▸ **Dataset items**
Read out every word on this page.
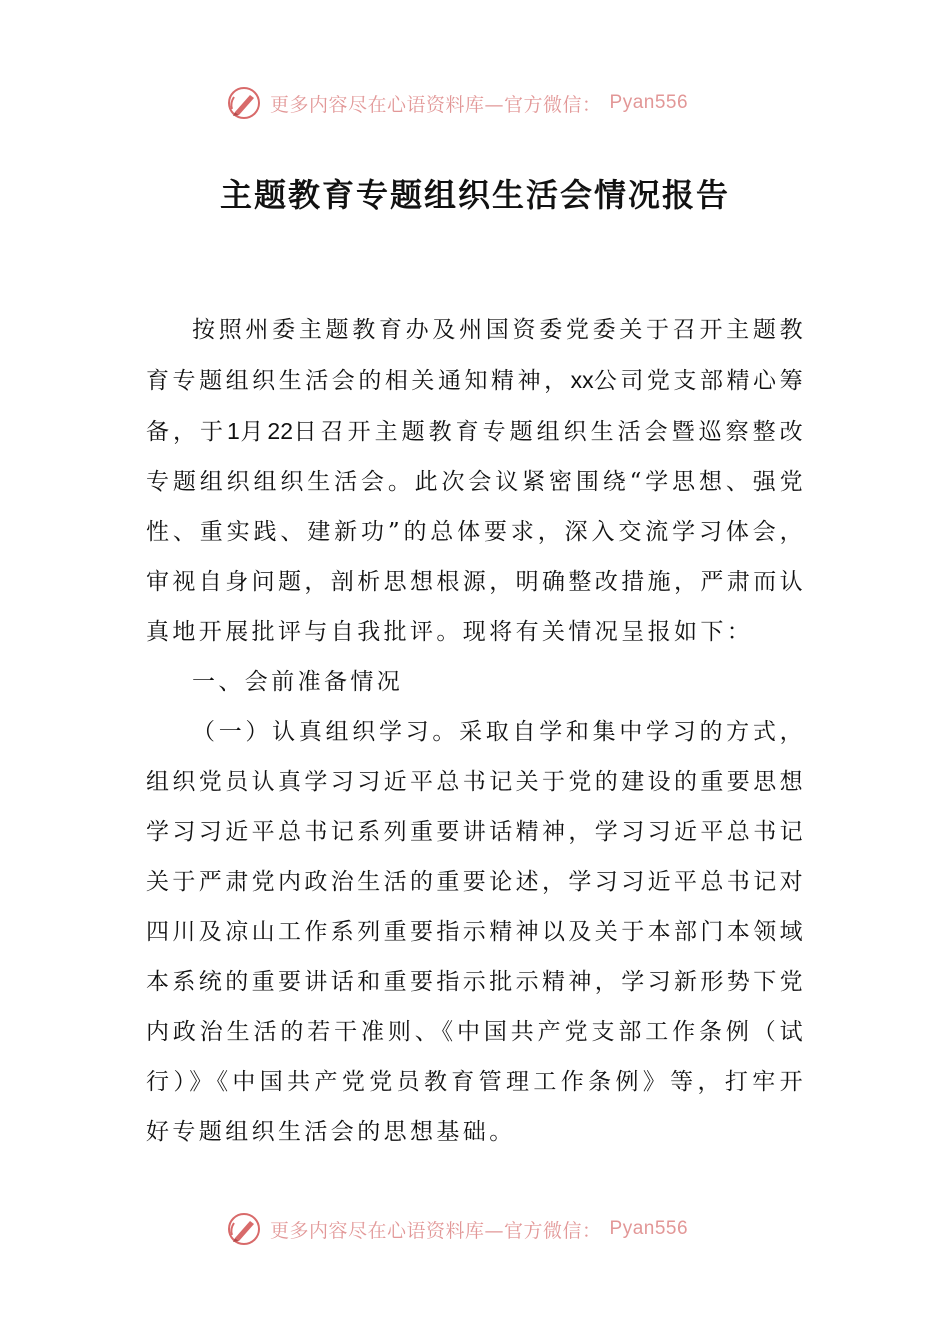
更多内容尽在心语资料库—官方微信： Pyan556
主题教育专题组织生活会情况报告

按照州委主题教育办及州国资委党委关于召开主题教育专题组织生活会的相关通知精神，xx公司党支部精心筹备，于1月22日召开主题教育专题组织生活会暨巡察整改专题组织组织生活会。此次会议紧密围绕“学思想、强党性、重实践、建新功”的总体要求，深入交流学习体会，审视自身问题，剖析思想根源，明确整改措施，严肃而认真地开展批评与自我批评。现将有关情况呈报如下：

一、会前准备情况

（一）认真组织学习。采取自学和集中学习的方式，组织党员认真学习习近平总书记关于党的建设的重要思想学习习近平总书记系列重要讲话精神，学习习近平总书记关于严肃党内政治生活的重要论述，学习习近平总书记对四川及凉山工作系列重要指示精神以及关于本部门本领域本系统的重要讲话和重要指示批示精神，学习新形势下党内政治生活的若干准则、《中国共产党支部工作条例（试行）》《中国共产党党员教育管理工作条例》等，打牢开好专题组织生活会的思想基础。

更多内容尽在心语资料库—官方微信： Pyan556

▸ **Your task**
Transcribe the records above exactly, omitting every picture they contain.

▸ **The solution**
Read out every word on this page.
更多内容尽在心语资料库—官方微信： Pyan556
主题教育专题组织生活会情况报告

按照州委主题教育办及州国资委党委关于召开主题教育专题组织生活会的相关通知精神，xx公司党支部精心筹备，于1月22日召开主题教育专题组织生活会暨巡察整改专题组织组织生活会。此次会议紧密围绕“学思想、强党性、重实践、建新功”的总体要求，深入交流学习体会，审视自身问题，剖析思想根源，明确整改措施，严肃而认真地开展批评与自我批评。现将有关情况呈报如下：

一、会前准备情况

（一）认真组织学习。采取自学和集中学习的方式，组织党员认真学习习近平总书记关于党的建设的重要思想学习习近平总书记系列重要讲话精神，学习习近平总书记关于严肃党内政治生活的重要论述，学习习近平总书记对四川及凉山工作系列重要指示精神以及关于本部门本领域本系统的重要讲话和重要指示批示精神，学习新形势下党内政治生活的若干准则、《中国共产党支部工作条例（试行）》《中国共产党党员教育管理工作条例》等，打牢开好专题组织生活会的思想基础。

更多内容尽在心语资料库—官方微信： Pyan556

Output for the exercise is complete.